(Data items)
▼
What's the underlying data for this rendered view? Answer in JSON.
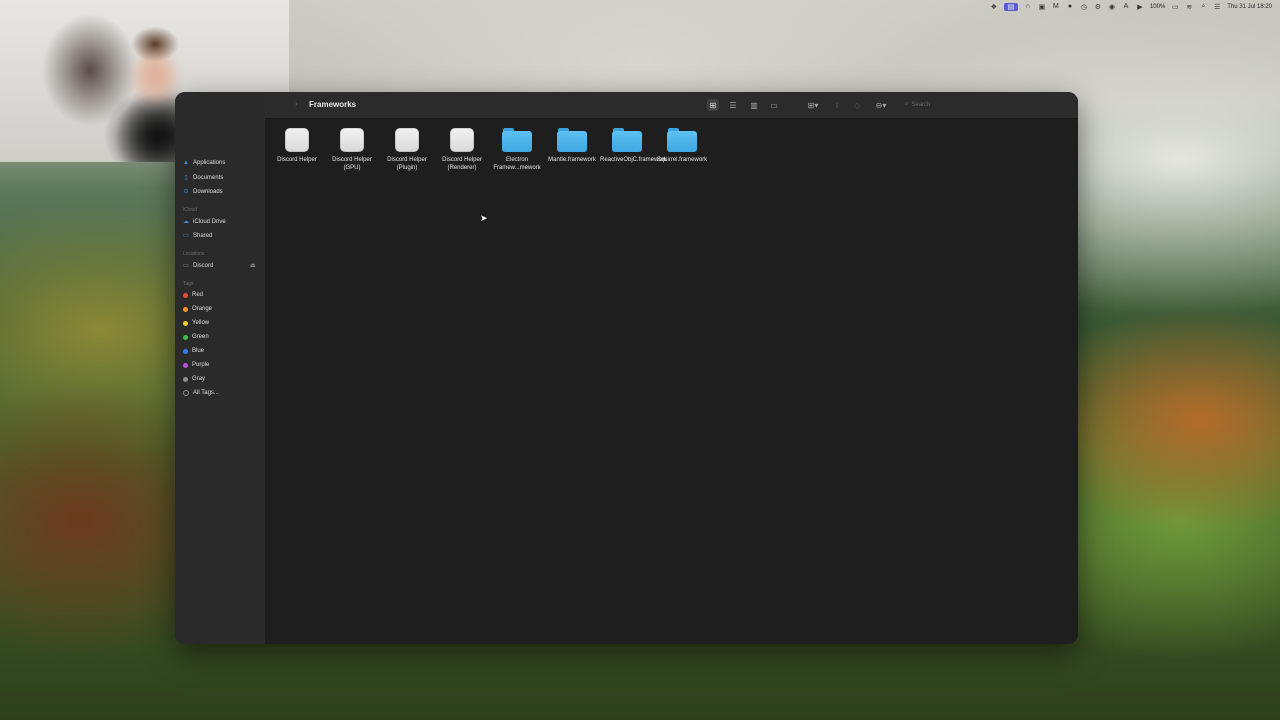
{
  "menubar": {
    "battery": "100%",
    "datetime": "Thu 31 Jul 18:20",
    "icons": [
      "dropbox-icon",
      "screen-record-icon",
      "headphones-icon",
      "screenshot-icon",
      "mail-icon",
      "record-dot-icon",
      "timer-icon",
      "settings-icon",
      "vpn-icon",
      "font-icon",
      "play-icon",
      "wifi-icon",
      "search-icon",
      "control-center-icon"
    ]
  },
  "window": {
    "title": "Frameworks",
    "search_placeholder": "Search"
  },
  "sidebar": {
    "partial_item": "Applications",
    "favorites": [
      {
        "label": "Documents",
        "icon": "document-icon"
      },
      {
        "label": "Downloads",
        "icon": "download-icon"
      }
    ],
    "icloud_header": "iCloud",
    "icloud": [
      {
        "label": "iCloud Drive",
        "icon": "cloud-icon"
      },
      {
        "label": "Shared",
        "icon": "shared-folder-icon"
      }
    ],
    "locations_header": "Locations",
    "locations": [
      {
        "label": "Discord",
        "icon": "disk-icon"
      }
    ],
    "tags_header": "Tags",
    "tags": [
      {
        "label": "Red",
        "color": "#e5483d"
      },
      {
        "label": "Orange",
        "color": "#f0932b"
      },
      {
        "label": "Yellow",
        "color": "#f2cf2a"
      },
      {
        "label": "Green",
        "color": "#3dbb4a"
      },
      {
        "label": "Blue",
        "color": "#2f7ef0"
      },
      {
        "label": "Purple",
        "color": "#b655d9"
      },
      {
        "label": "Gray",
        "color": "#8e8e93"
      },
      {
        "label": "All Tags...",
        "color": ""
      }
    ]
  },
  "files": [
    {
      "label": "Discord Helper",
      "kind": "app"
    },
    {
      "label": "Discord Helper (GPU)",
      "kind": "app"
    },
    {
      "label": "Discord Helper (Plugin)",
      "kind": "app"
    },
    {
      "label": "Discord Helper (Renderer)",
      "kind": "app"
    },
    {
      "label": "Electron Framew...mework",
      "kind": "folder"
    },
    {
      "label": "Mantle.framework",
      "kind": "folder"
    },
    {
      "label": "ReactiveObjC.framework",
      "kind": "folder"
    },
    {
      "label": "Squirrel.framework",
      "kind": "folder"
    }
  ]
}
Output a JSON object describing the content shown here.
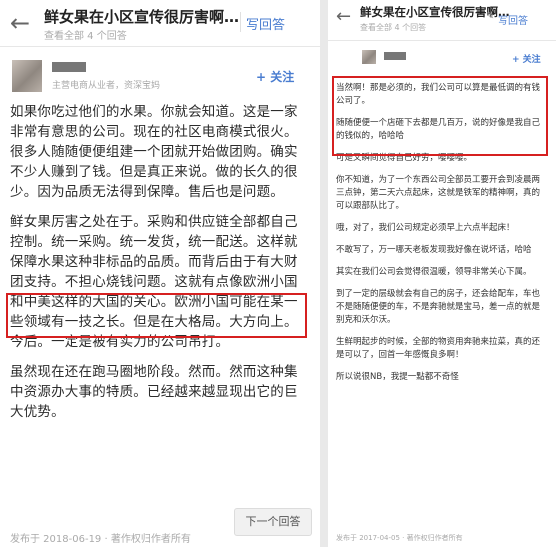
{
  "left": {
    "header": {
      "title": "鲜女果在小区宣传很厉害啊…",
      "subtitle": "查看全部 4 个回答",
      "write_answer": "写回答"
    },
    "author": {
      "description": "主营电商从业者，资深宝妈",
      "follow_label": "+ 关注"
    },
    "paragraphs": [
      "如果你吃过他们的水果。你就会知道。这是一家非常有意思的公司。现在的社区电商模式很火。很多人随随便便组建一个团就开始做团购。确实不少人赚到了钱。但是真正来说。做的长久的很少。因为品质无法得到保障。售后也是问题。",
      "鲜女果厉害之处在于。采购和供应链全部都自己控制。统一采购。统一发货，统一配送。这样就保障水果这种非标品的品质。而背后由于有大财团支持。不担心烧钱问题。这就有点像欧洲小国和中美这样的大国的关心。欧洲小国可能在某一些领域有一技之长。但是在大格局。大方向上。今后。一定是被有实力的公司吊打。",
      "虽然现在还在跑马圈地阶段。然而。然而这种集中资源办大事的特质。已经越来越显现出它的巨大优势。"
    ],
    "footer": "发布于 2018-06-19 · 著作权归作者所有",
    "next_button": "下一个回答"
  },
  "right": {
    "header": {
      "title": "鲜女果在小区宣传很厉害啊…",
      "subtitle": "查看全部 4 个回答",
      "write_answer": "写回答"
    },
    "author": {
      "follow_label": "+ 关注"
    },
    "paragraphs": [
      "当然啊！那是必须的，我们公司可以算是最低调的有钱公司了。",
      "随随便便一个店砸下去都是几百万，说的好像是我自己的钱似的，哈哈哈",
      "可是又瞬间觉得自己好穷，嘤嘤嘤。",
      "你不知道，为了一个东西公司全部员工要开会到凌晨两三点钟，第二天六点起床，这就是铁军的精神啊，真的可以跟部队比了。",
      "哦，对了，我们公司规定必须早上六点半起床！",
      "不敢写了，万一哪天老板发现我好像在说坏话，哈哈",
      "其实在我们公司会觉得很温暖，领导非常关心下属。",
      "到了一定的层级就会有自己的房子，还会给配车，车也不是随随便便的车，不是奔驰就是宝马，差一点的就是别克和沃尔沃。",
      "生鲜明起步的时候，全部的物资用奔驰来拉菜，真的还是可以了，回首一年感慨良多啊！",
      "所以说很NB，我提一點都不奇怪"
    ],
    "footer": "发布于 2017-04-05 · 著作权归作者所有"
  }
}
▲
▶ Set exercise: Reproduce the entries above word for word. Pictures stay out.

▶ Expected answer:
What's the underlying data for this rendered view? Answer in JSON.
{
  "menubar": {
    "battery": "100%",
    "datetime": "Thu 31 Jul 18:20",
    "icons": [
      "dropbox-icon",
      "screen-record-icon",
      "headphones-icon",
      "screenshot-icon",
      "mail-icon",
      "record-dot-icon",
      "timer-icon",
      "settings-icon",
      "vpn-icon",
      "font-icon",
      "play-icon",
      "wifi-icon",
      "search-icon",
      "control-center-icon"
    ]
  },
  "window": {
    "title": "Frameworks",
    "search_placeholder": "Search"
  },
  "sidebar": {
    "partial_item": "Applications",
    "favorites": [
      {
        "label": "Documents",
        "icon": "document-icon"
      },
      {
        "label": "Downloads",
        "icon": "download-icon"
      }
    ],
    "icloud_header": "iCloud",
    "icloud": [
      {
        "label": "iCloud Drive",
        "icon": "cloud-icon"
      },
      {
        "label": "Shared",
        "icon": "shared-folder-icon"
      }
    ],
    "locations_header": "Locations",
    "locations": [
      {
        "label": "Discord",
        "icon": "disk-icon"
      }
    ],
    "tags_header": "Tags",
    "tags": [
      {
        "label": "Red",
        "color": "#e5483d"
      },
      {
        "label": "Orange",
        "color": "#f0932b"
      },
      {
        "label": "Yellow",
        "color": "#f2cf2a"
      },
      {
        "label": "Green",
        "color": "#3dbb4a"
      },
      {
        "label": "Blue",
        "color": "#2f7ef0"
      },
      {
        "label": "Purple",
        "color": "#b655d9"
      },
      {
        "label": "Gray",
        "color": "#8e8e93"
      },
      {
        "label": "All Tags...",
        "color": ""
      }
    ]
  },
  "files": [
    {
      "label": "Discord Helper",
      "kind": "app"
    },
    {
      "label": "Discord Helper (GPU)",
      "kind": "app"
    },
    {
      "label": "Discord Helper (Plugin)",
      "kind": "app"
    },
    {
      "label": "Discord Helper (Renderer)",
      "kind": "app"
    },
    {
      "label": "Electron Framew...mework",
      "kind": "folder"
    },
    {
      "label": "Mantle.framework",
      "kind": "folder"
    },
    {
      "label": "ReactiveObjC.framework",
      "kind": "folder"
    },
    {
      "label": "Squirrel.framework",
      "kind": "folder"
    }
  ]
}
Output a JSON object describing the content shown here.
{
  "left": {
    "header": {
      "title": "鲜女果在小区宣传很厉害啊…",
      "subtitle": "查看全部 4 个回答",
      "write_answer": "写回答"
    },
    "author": {
      "description": "主营电商从业者，资深宝妈",
      "follow_label": "+ 关注"
    },
    "paragraphs": [
      "如果你吃过他们的水果。你就会知道。这是一家非常有意思的公司。现在的社区电商模式很火。很多人随随便便组建一个团就开始做团购。确实不少人赚到了钱。但是真正来说。做的长久的很少。因为品质无法得到保障。售后也是问题。",
      "鲜女果厉害之处在于。采购和供应链全部都自己控制。统一采购。统一发货，统一配送。这样就保障水果这种非标品的品质。而背后由于有大财团支持。不担心烧钱问题。这就有点像欧洲小国和中美这样的大国的关心。欧洲小国可能在某一些领域有一技之长。但是在大格局。大方向上。今后。一定是被有实力的公司吊打。",
      "虽然现在还在跑马圈地阶段。然而。然而这种集中资源办大事的特质。已经越来越显现出它的巨大优势。"
    ],
    "footer": "发布于 2018-06-19 · 著作权归作者所有",
    "next_button": "下一个回答"
  },
  "right": {
    "header": {
      "title": "鲜女果在小区宣传很厉害啊…",
      "subtitle": "查看全部 4 个回答",
      "write_answer": "写回答"
    },
    "author": {
      "follow_label": "+ 关注"
    },
    "paragraphs": [
      "当然啊！那是必须的，我们公司可以算是最低调的有钱公司了。",
      "随随便便一个店砸下去都是几百万，说的好像是我自己的钱似的，哈哈哈",
      "可是又瞬间觉得自己好穷，嘤嘤嘤。",
      "你不知道，为了一个东西公司全部员工要开会到凌晨两三点钟，第二天六点起床，这就是铁军的精神啊，真的可以跟部队比了。",
      "哦，对了，我们公司规定必须早上六点半起床！",
      "不敢写了，万一哪天老板发现我好像在说坏话，哈哈",
      "其实在我们公司会觉得很温暖，领导非常关心下属。",
      "到了一定的层级就会有自己的房子，还会给配车，车也不是随随便便的车，不是奔驰就是宝马，差一点的就是别克和沃尔沃。",
      "生鲜明起步的时候，全部的物资用奔驰来拉菜，真的还是可以了，回首一年感慨良多啊！",
      "所以说很NB，我提一點都不奇怪"
    ],
    "footer": "发布于 2017-04-05 · 著作权归作者所有"
  }
}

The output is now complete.